SHORT EXERCISE:
Everything in the listing should be restated word for word.

SUPPLIED RECORDS:
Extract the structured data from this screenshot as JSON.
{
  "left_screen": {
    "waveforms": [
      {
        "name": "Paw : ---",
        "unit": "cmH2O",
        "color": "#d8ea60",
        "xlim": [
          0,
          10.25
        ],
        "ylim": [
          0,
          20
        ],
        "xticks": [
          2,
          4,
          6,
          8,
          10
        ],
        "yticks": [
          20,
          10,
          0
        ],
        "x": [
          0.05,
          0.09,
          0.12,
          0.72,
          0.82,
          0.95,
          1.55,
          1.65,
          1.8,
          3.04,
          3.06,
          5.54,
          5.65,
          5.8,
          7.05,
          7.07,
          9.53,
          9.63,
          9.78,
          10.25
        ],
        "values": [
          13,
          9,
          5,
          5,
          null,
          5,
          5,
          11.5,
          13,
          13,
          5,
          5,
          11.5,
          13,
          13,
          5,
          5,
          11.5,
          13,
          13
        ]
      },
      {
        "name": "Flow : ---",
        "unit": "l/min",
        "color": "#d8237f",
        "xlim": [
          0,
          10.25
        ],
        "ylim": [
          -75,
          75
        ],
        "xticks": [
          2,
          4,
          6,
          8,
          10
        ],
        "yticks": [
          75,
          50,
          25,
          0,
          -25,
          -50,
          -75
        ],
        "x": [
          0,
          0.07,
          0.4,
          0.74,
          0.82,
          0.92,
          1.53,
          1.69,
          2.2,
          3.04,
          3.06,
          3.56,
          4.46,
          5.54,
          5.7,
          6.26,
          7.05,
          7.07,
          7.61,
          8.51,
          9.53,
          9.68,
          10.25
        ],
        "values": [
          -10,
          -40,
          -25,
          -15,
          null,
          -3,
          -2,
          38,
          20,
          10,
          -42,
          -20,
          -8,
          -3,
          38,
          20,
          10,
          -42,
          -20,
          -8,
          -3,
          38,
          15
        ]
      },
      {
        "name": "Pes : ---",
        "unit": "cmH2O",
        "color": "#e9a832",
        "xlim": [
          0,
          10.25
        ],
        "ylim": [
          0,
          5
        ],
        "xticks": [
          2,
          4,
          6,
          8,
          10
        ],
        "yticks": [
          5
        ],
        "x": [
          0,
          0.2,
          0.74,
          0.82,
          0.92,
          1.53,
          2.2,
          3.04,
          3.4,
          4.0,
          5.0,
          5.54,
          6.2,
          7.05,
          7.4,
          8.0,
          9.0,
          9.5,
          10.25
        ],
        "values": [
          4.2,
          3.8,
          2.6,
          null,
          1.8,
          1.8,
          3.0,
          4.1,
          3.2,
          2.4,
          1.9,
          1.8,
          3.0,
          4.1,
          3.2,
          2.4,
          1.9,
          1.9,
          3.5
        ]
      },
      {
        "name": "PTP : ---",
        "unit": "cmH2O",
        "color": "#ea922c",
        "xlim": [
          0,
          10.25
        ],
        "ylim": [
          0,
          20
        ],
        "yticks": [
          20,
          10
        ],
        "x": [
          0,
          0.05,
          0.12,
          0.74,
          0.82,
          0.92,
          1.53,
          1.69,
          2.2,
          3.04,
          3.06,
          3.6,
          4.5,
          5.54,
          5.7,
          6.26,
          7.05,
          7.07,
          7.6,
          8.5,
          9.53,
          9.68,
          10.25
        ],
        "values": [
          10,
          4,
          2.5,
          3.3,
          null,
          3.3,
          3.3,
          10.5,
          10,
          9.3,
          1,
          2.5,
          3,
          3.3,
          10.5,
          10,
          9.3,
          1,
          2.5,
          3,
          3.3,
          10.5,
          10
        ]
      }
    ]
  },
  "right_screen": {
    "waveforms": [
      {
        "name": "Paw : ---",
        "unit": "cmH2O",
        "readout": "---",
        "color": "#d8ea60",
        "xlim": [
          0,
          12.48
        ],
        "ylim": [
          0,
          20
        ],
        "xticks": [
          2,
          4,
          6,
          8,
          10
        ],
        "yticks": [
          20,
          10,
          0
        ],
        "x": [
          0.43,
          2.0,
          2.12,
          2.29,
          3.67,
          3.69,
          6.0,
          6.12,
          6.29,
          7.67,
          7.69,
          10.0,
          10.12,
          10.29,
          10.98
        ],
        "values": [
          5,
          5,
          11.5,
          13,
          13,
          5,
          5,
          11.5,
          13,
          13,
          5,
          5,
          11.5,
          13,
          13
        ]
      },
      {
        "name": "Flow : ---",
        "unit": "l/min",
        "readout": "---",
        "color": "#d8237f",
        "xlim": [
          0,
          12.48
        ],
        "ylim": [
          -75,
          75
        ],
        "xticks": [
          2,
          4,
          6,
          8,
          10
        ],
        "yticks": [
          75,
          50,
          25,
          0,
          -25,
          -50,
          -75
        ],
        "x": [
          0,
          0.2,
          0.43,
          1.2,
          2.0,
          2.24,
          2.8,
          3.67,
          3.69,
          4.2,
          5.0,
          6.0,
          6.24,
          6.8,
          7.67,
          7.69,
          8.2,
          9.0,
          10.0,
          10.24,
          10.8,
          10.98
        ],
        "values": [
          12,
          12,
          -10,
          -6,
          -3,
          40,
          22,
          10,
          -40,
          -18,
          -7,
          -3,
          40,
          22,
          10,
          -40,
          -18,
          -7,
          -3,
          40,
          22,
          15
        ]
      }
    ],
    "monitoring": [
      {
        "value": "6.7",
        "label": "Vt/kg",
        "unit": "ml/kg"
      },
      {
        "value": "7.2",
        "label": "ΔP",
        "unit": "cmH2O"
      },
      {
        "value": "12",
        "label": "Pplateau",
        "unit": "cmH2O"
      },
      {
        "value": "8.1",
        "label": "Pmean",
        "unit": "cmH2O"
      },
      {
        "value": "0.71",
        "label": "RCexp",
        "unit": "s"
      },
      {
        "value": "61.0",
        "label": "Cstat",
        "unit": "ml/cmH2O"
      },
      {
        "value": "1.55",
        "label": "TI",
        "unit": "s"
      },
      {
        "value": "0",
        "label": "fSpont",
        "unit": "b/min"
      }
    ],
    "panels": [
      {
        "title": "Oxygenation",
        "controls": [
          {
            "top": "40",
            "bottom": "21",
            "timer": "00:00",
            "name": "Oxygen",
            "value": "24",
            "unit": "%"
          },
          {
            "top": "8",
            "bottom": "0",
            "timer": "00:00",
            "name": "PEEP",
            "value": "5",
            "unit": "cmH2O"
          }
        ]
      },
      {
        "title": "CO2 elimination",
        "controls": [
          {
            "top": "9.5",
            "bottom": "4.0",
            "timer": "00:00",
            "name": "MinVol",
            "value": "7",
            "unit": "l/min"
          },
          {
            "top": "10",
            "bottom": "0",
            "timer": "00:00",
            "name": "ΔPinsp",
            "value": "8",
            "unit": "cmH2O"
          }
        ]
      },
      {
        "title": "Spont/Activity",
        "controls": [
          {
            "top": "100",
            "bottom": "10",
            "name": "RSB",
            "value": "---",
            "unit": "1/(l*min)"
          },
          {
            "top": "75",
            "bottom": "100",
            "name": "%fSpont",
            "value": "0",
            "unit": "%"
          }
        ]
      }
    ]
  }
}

TASK RESULT:
Extract the structured data from this screenshot as JSON.
{
  "left_screen": {
    "waveforms": [
      {
        "name": "Paw : ---",
        "unit": "cmH2O",
        "color": "#d8ea60",
        "xlim": [
          0,
          10.25
        ],
        "ylim": [
          0,
          20
        ],
        "xticks": [
          2,
          4,
          6,
          8,
          10
        ],
        "yticks": [
          20,
          10,
          0
        ],
        "x": [
          0.05,
          0.09,
          0.12,
          0.72,
          0.82,
          0.95,
          1.55,
          1.65,
          1.8,
          3.04,
          3.06,
          5.54,
          5.65,
          5.8,
          7.05,
          7.07,
          9.53,
          9.63,
          9.78,
          10.25
        ],
        "values": [
          13,
          9,
          5,
          5,
          null,
          5,
          5,
          11.5,
          13,
          13,
          5,
          5,
          11.5,
          13,
          13,
          5,
          5,
          11.5,
          13,
          13
        ]
      },
      {
        "name": "Flow : ---",
        "unit": "l/min",
        "color": "#d8237f",
        "xlim": [
          0,
          10.25
        ],
        "ylim": [
          -75,
          75
        ],
        "xticks": [
          2,
          4,
          6,
          8,
          10
        ],
        "yticks": [
          75,
          50,
          25,
          0,
          -25,
          -50,
          -75
        ],
        "x": [
          0,
          0.07,
          0.4,
          0.74,
          0.82,
          0.92,
          1.53,
          1.69,
          2.2,
          3.04,
          3.06,
          3.56,
          4.46,
          5.54,
          5.7,
          6.26,
          7.05,
          7.07,
          7.61,
          8.51,
          9.53,
          9.68,
          10.25
        ],
        "values": [
          -10,
          -40,
          -25,
          -15,
          null,
          -3,
          -2,
          38,
          20,
          10,
          -42,
          -20,
          -8,
          -3,
          38,
          20,
          10,
          -42,
          -20,
          -8,
          -3,
          38,
          15
        ]
      },
      {
        "name": "Pes : ---",
        "unit": "cmH2O",
        "color": "#e9a832",
        "xlim": [
          0,
          10.25
        ],
        "ylim": [
          0,
          5
        ],
        "xticks": [
          2,
          4,
          6,
          8,
          10
        ],
        "yticks": [
          5
        ],
        "x": [
          0,
          0.2,
          0.74,
          0.82,
          0.92,
          1.53,
          2.2,
          3.04,
          3.4,
          4.0,
          5.0,
          5.54,
          6.2,
          7.05,
          7.4,
          8.0,
          9.0,
          9.5,
          10.25
        ],
        "values": [
          4.2,
          3.8,
          2.6,
          null,
          1.8,
          1.8,
          3.0,
          4.1,
          3.2,
          2.4,
          1.9,
          1.8,
          3.0,
          4.1,
          3.2,
          2.4,
          1.9,
          1.9,
          3.5
        ]
      },
      {
        "name": "PTP : ---",
        "unit": "cmH2O",
        "color": "#ea922c",
        "xlim": [
          0,
          10.25
        ],
        "ylim": [
          0,
          20
        ],
        "yticks": [
          20,
          10
        ],
        "x": [
          0,
          0.05,
          0.12,
          0.74,
          0.82,
          0.92,
          1.53,
          1.69,
          2.2,
          3.04,
          3.06,
          3.6,
          4.5,
          5.54,
          5.7,
          6.26,
          7.05,
          7.07,
          7.6,
          8.5,
          9.53,
          9.68,
          10.25
        ],
        "values": [
          10,
          4,
          2.5,
          3.3,
          null,
          3.3,
          3.3,
          10.5,
          10,
          9.3,
          1,
          2.5,
          3,
          3.3,
          10.5,
          10,
          9.3,
          1,
          2.5,
          3,
          3.3,
          10.5,
          10
        ]
      }
    ]
  },
  "right_screen": {
    "waveforms": [
      {
        "name": "Paw : ---",
        "unit": "cmH2O",
        "readout": "---",
        "color": "#d8ea60",
        "xlim": [
          0,
          12.48
        ],
        "ylim": [
          0,
          20
        ],
        "xticks": [
          2,
          4,
          6,
          8,
          10
        ],
        "yticks": [
          20,
          10,
          0
        ],
        "x": [
          0.43,
          2.0,
          2.12,
          2.29,
          3.67,
          3.69,
          6.0,
          6.12,
          6.29,
          7.67,
          7.69,
          10.0,
          10.12,
          10.29,
          10.98
        ],
        "values": [
          5,
          5,
          11.5,
          13,
          13,
          5,
          5,
          11.5,
          13,
          13,
          5,
          5,
          11.5,
          13,
          13
        ]
      },
      {
        "name": "Flow : ---",
        "unit": "l/min",
        "readout": "---",
        "color": "#d8237f",
        "xlim": [
          0,
          12.48
        ],
        "ylim": [
          -75,
          75
        ],
        "xticks": [
          2,
          4,
          6,
          8,
          10
        ],
        "yticks": [
          75,
          50,
          25,
          0,
          -25,
          -50,
          -75
        ],
        "x": [
          0,
          0.2,
          0.43,
          1.2,
          2.0,
          2.24,
          2.8,
          3.67,
          3.69,
          4.2,
          5.0,
          6.0,
          6.24,
          6.8,
          7.67,
          7.69,
          8.2,
          9.0,
          10.0,
          10.24,
          10.8,
          10.98
        ],
        "values": [
          12,
          12,
          -10,
          -6,
          -3,
          40,
          22,
          10,
          -40,
          -18,
          -7,
          -3,
          40,
          22,
          10,
          -40,
          -18,
          -7,
          -3,
          40,
          22,
          15
        ]
      }
    ],
    "monitoring": [
      {
        "value": "6.7",
        "label": "Vt/kg",
        "unit": "ml/kg"
      },
      {
        "value": "7.2",
        "label": "ΔP",
        "unit": "cmH2O"
      },
      {
        "value": "12",
        "label": "Pplateau",
        "unit": "cmH2O"
      },
      {
        "value": "8.1",
        "label": "Pmean",
        "unit": "cmH2O"
      },
      {
        "value": "0.71",
        "label": "RCexp",
        "unit": "s"
      },
      {
        "value": "61.0",
        "label": "Cstat",
        "unit": "ml/cmH2O"
      },
      {
        "value": "1.55",
        "label": "TI",
        "unit": "s"
      },
      {
        "value": "0",
        "label": "fSpont",
        "unit": "b/min"
      }
    ],
    "panels": [
      {
        "title": "Oxygenation",
        "controls": [
          {
            "top": "40",
            "bottom": "21",
            "timer": "00:00",
            "name": "Oxygen",
            "value": "24",
            "unit": "%"
          },
          {
            "top": "8",
            "bottom": "0",
            "timer": "00:00",
            "name": "PEEP",
            "value": "5",
            "unit": "cmH2O"
          }
        ]
      },
      {
        "title": "CO2 elimination",
        "controls": [
          {
            "top": "9.5",
            "bottom": "4.0",
            "timer": "00:00",
            "name": "MinVol",
            "value": "7",
            "unit": "l/min"
          },
          {
            "top": "10",
            "bottom": "0",
            "timer": "00:00",
            "name": "ΔPinsp",
            "value": "8",
            "unit": "cmH2O"
          }
        ]
      },
      {
        "title": "Spont/Activity",
        "controls": [
          {
            "top": "100",
            "bottom": "10",
            "name": "RSB",
            "value": "---",
            "unit": "1/(l*min)"
          },
          {
            "top": "75",
            "bottom": "100",
            "name": "%fSpont",
            "value": "0",
            "unit": "%"
          }
        ]
      }
    ]
  }
}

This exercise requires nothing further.